What is needed:
Output each line exactly as it appears, skipping any embedded picture.

··· Data extract ···

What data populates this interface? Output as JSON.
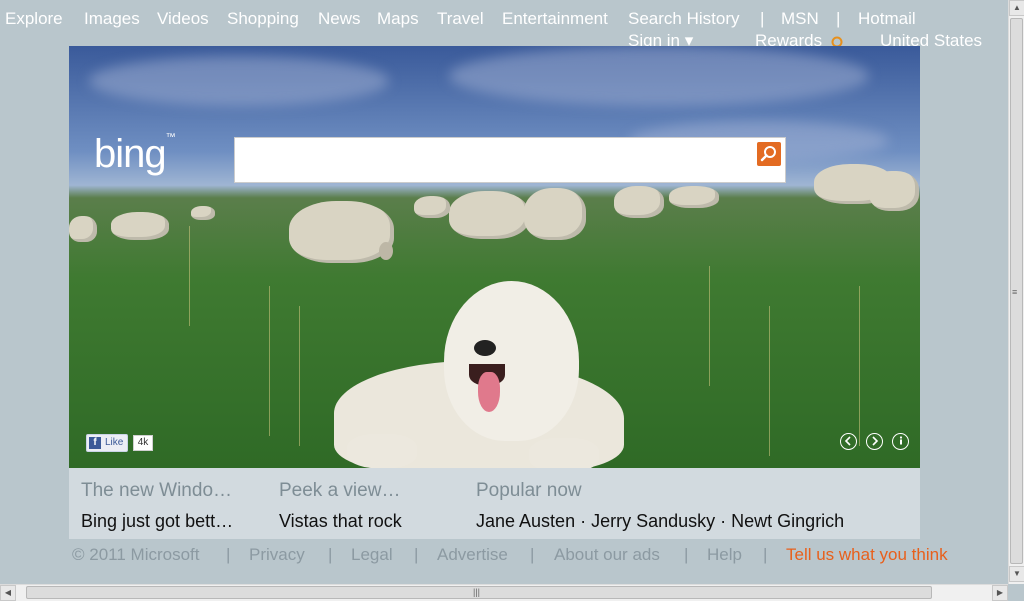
{
  "nav": {
    "explore": "Explore",
    "images": "Images",
    "videos": "Videos",
    "shopping": "Shopping",
    "news": "News",
    "maps": "Maps",
    "travel": "Travel",
    "entertainment": "Entertainment",
    "search_history": "Search History",
    "sep": "|",
    "msn": "MSN",
    "hotmail": "Hotmail",
    "sign_in": "Sign in ▾",
    "rewards": "Rewards",
    "country": "United States"
  },
  "logo": {
    "text": "bing",
    "tm": "™"
  },
  "search": {
    "value": "",
    "placeholder": ""
  },
  "hero": {
    "like_label": "Like",
    "like_count": "4k"
  },
  "tiles": [
    {
      "title": "The new Windo…",
      "subtitle": "Bing just got bett…"
    },
    {
      "title": "Peek a view…",
      "subtitle": "Vistas that rock"
    },
    {
      "title": "Popular now",
      "items": [
        "Jane Austen",
        "Jerry Sandusky",
        "Newt Gingrich"
      ],
      "dot": " · "
    }
  ],
  "footer": {
    "copyright": "© 2011 Microsoft",
    "privacy": "Privacy",
    "legal": "Legal",
    "advertise": "Advertise",
    "about_ads": "About our ads",
    "help": "Help",
    "feedback": "Tell us what you think",
    "sep": "|"
  },
  "colors": {
    "page_bg": "#b9c6cc",
    "accent_orange": "#e8601c",
    "search_button": "#e36b22",
    "panel_bg": "#d2dadf"
  },
  "icons": {
    "search": "magnifier-icon",
    "rewards": "rewards-badge-icon",
    "prev": "chevron-left-icon",
    "next": "chevron-right-icon",
    "info": "info-icon",
    "facebook": "facebook-icon"
  }
}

···

Answer in full:
What data populates this interface? Output as JSON.
{
  "nav": {
    "explore": "Explore",
    "images": "Images",
    "videos": "Videos",
    "shopping": "Shopping",
    "news": "News",
    "maps": "Maps",
    "travel": "Travel",
    "entertainment": "Entertainment",
    "search_history": "Search History",
    "sep": "|",
    "msn": "MSN",
    "hotmail": "Hotmail",
    "sign_in": "Sign in ▾",
    "rewards": "Rewards",
    "country": "United States"
  },
  "logo": {
    "text": "bing",
    "tm": "™"
  },
  "search": {
    "value": "",
    "placeholder": ""
  },
  "hero": {
    "like_label": "Like",
    "like_count": "4k"
  },
  "tiles": [
    {
      "title": "The new Windo…",
      "subtitle": "Bing just got bett…"
    },
    {
      "title": "Peek a view…",
      "subtitle": "Vistas that rock"
    },
    {
      "title": "Popular now",
      "items": [
        "Jane Austen",
        "Jerry Sandusky",
        "Newt Gingrich"
      ],
      "dot": " · "
    }
  ],
  "footer": {
    "copyright": "© 2011 Microsoft",
    "privacy": "Privacy",
    "legal": "Legal",
    "advertise": "Advertise",
    "about_ads": "About our ads",
    "help": "Help",
    "feedback": "Tell us what you think",
    "sep": "|"
  },
  "colors": {
    "page_bg": "#b9c6cc",
    "accent_orange": "#e8601c",
    "search_button": "#e36b22",
    "panel_bg": "#d2dadf"
  },
  "icons": {
    "search": "magnifier-icon",
    "rewards": "rewards-badge-icon",
    "prev": "chevron-left-icon",
    "next": "chevron-right-icon",
    "info": "info-icon",
    "facebook": "facebook-icon"
  }
}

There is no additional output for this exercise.